Aim -
Rewrite the stretch from the line containing "List every element" through the line containing "date-year: 年 xyxy=(468,47,482,62)", swapping "screenshot" for "layout" and leaving everything else unchanged.

Task inputs -
>>
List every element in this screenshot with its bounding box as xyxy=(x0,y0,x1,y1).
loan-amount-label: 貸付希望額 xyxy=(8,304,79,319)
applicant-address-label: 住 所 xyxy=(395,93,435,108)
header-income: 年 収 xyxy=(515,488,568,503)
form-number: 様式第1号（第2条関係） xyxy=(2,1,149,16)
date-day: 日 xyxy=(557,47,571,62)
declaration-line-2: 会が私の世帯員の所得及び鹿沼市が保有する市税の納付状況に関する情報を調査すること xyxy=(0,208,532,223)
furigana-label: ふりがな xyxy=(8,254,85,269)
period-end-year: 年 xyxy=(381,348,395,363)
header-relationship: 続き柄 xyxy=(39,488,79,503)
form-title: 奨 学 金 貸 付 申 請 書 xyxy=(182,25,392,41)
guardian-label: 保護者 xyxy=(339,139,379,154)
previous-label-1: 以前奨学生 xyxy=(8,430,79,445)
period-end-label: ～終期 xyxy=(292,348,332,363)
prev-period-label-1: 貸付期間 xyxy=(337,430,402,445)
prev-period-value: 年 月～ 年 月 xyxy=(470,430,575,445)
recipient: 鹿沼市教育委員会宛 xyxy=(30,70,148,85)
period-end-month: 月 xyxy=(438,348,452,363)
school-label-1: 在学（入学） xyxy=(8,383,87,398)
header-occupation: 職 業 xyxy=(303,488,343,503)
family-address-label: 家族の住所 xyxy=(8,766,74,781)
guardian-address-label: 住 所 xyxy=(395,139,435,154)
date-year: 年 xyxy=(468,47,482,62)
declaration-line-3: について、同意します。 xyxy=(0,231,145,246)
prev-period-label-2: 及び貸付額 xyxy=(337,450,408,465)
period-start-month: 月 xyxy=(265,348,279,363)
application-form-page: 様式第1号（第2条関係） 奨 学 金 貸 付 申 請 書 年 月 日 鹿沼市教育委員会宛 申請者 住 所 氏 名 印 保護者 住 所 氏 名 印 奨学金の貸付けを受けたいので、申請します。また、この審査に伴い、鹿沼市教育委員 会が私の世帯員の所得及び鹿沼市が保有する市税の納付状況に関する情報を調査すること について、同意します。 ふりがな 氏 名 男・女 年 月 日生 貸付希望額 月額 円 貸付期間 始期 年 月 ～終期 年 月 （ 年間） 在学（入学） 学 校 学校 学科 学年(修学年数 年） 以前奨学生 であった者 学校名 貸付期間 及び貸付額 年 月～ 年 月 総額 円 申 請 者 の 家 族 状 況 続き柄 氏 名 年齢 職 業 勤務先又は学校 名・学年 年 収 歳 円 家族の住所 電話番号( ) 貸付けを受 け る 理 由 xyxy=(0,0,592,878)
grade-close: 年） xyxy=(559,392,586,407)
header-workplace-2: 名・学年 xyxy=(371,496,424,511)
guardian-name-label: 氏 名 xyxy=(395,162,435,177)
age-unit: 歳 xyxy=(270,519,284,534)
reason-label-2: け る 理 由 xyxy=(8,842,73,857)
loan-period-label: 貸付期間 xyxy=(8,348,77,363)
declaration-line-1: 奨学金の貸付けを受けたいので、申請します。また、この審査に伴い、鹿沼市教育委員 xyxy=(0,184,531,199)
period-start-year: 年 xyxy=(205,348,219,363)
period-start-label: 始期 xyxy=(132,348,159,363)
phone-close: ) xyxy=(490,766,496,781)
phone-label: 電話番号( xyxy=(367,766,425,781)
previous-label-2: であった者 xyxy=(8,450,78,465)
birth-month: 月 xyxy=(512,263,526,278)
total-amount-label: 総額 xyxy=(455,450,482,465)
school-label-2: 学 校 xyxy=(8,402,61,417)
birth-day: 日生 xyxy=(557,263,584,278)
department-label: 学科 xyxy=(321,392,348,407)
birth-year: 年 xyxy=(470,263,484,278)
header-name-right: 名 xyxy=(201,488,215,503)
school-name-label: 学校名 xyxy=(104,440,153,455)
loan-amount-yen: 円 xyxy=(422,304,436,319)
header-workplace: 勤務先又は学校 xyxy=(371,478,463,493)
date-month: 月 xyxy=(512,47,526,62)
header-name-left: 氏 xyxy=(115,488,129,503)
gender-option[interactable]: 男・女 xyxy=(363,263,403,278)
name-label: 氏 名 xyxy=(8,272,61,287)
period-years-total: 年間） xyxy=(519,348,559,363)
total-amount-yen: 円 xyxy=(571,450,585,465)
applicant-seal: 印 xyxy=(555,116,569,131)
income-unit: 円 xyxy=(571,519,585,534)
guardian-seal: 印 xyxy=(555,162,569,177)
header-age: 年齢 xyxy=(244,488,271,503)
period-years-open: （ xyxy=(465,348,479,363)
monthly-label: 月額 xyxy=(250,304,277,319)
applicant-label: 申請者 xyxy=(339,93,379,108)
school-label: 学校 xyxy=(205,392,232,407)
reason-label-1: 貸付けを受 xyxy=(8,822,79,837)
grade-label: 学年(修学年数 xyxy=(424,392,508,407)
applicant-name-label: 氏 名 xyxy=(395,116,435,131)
<<
>>
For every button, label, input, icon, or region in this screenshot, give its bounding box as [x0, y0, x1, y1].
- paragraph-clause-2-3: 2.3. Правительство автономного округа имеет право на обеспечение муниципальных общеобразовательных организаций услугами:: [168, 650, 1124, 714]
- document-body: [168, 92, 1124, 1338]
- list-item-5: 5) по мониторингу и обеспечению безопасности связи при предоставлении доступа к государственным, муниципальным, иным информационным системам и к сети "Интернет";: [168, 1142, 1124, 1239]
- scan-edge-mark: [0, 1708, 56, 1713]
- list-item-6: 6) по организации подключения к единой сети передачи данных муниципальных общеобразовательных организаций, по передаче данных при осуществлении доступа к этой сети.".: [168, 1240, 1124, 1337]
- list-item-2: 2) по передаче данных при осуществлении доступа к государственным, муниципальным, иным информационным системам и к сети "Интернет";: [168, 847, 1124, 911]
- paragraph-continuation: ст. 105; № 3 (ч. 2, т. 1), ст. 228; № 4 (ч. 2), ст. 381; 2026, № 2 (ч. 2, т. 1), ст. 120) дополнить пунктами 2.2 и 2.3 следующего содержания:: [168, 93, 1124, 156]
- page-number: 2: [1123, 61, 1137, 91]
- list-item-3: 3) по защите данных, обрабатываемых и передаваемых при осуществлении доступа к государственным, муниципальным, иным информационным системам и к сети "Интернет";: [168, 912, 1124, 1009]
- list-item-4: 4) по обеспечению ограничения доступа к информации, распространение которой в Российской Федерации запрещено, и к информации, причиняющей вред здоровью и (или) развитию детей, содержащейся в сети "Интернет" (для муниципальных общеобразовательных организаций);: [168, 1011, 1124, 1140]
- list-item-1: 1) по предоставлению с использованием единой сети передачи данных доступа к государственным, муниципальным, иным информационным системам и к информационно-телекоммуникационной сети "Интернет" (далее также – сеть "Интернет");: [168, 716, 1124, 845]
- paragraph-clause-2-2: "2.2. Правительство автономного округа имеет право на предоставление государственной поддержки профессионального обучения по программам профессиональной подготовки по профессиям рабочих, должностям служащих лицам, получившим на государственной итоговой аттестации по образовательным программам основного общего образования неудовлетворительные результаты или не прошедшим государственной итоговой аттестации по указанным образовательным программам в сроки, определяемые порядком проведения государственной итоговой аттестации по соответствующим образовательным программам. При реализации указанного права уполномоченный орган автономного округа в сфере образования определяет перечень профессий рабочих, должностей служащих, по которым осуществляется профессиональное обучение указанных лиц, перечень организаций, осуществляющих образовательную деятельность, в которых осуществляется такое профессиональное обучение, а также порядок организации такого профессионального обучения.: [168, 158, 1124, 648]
<<
Response for this exercise -
List every element in this layout with its bounding box as xyxy=(x0,y0,x1,y1).
loan-amount-label: 貸付希望額 xyxy=(8,304,79,319)
applicant-address-label: 住 所 xyxy=(395,93,435,108)
header-income: 年 収 xyxy=(515,488,568,503)
form-number: 様式第1号（第2条関係） xyxy=(2,1,149,16)
date-day: 日 xyxy=(557,47,571,62)
declaration-line-2: 会が私の世帯員の所得及び鹿沼市が保有する市税の納付状況に関する情報を調査すること xyxy=(0,208,532,223)
furigana-label: ふりがな xyxy=(8,254,85,269)
period-end-year: 年 xyxy=(381,348,395,363)
header-relationship: 続き柄 xyxy=(39,488,79,503)
form-title: 奨 学 金 貸 付 申 請 書 xyxy=(182,25,392,41)
guardian-label: 保護者 xyxy=(339,139,379,154)
previous-label-1: 以前奨学生 xyxy=(8,430,79,445)
period-end-label: ～終期 xyxy=(292,348,332,363)
prev-period-label-1: 貸付期間 xyxy=(337,430,402,445)
prev-period-value: 年 月～ 年 月 xyxy=(470,430,575,445)
recipient: 鹿沼市教育委員会宛 xyxy=(30,70,148,85)
period-end-month: 月 xyxy=(438,348,452,363)
school-label-1: 在学（入学） xyxy=(8,383,87,398)
header-occupation: 職 業 xyxy=(303,488,343,503)
family-address-label: 家族の住所 xyxy=(8,766,74,781)
guardian-address-label: 住 所 xyxy=(395,139,435,154)
date-year: 年 xyxy=(468,47,482,62)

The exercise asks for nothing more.